Dataset records
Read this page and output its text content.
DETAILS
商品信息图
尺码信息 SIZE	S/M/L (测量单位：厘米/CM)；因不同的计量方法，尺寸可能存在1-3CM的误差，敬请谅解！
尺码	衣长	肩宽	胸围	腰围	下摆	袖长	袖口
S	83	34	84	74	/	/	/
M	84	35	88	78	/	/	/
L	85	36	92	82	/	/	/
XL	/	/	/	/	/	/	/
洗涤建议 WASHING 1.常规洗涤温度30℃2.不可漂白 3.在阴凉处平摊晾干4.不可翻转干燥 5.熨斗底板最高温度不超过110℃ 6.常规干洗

Short task
Make an exact copy of every line in the data.

Solved problem
Read this page and output its text content.
DETAILS
商品信息图
尺码信息 SIZE	S/M/L (测量单位：厘米/CM)；因不同的计量方法，尺寸可能存在1-3CM的误差，敬请谅解！
尺码	衣长	肩宽	胸围	腰围	下摆	袖长	袖口
S	83	34	84	74	/	/	/
M	84	35	88	78	/	/	/
L	85	36	92	82	/	/	/
XL	/	/	/	/	/	/	/
洗涤建议 WASHING 1.常规洗涤温度30℃2.不可漂白 3.在阴凉处平摊晾干4.不可翻转干燥 5.熨斗底板最高温度不超过110℃ 6.常规干洗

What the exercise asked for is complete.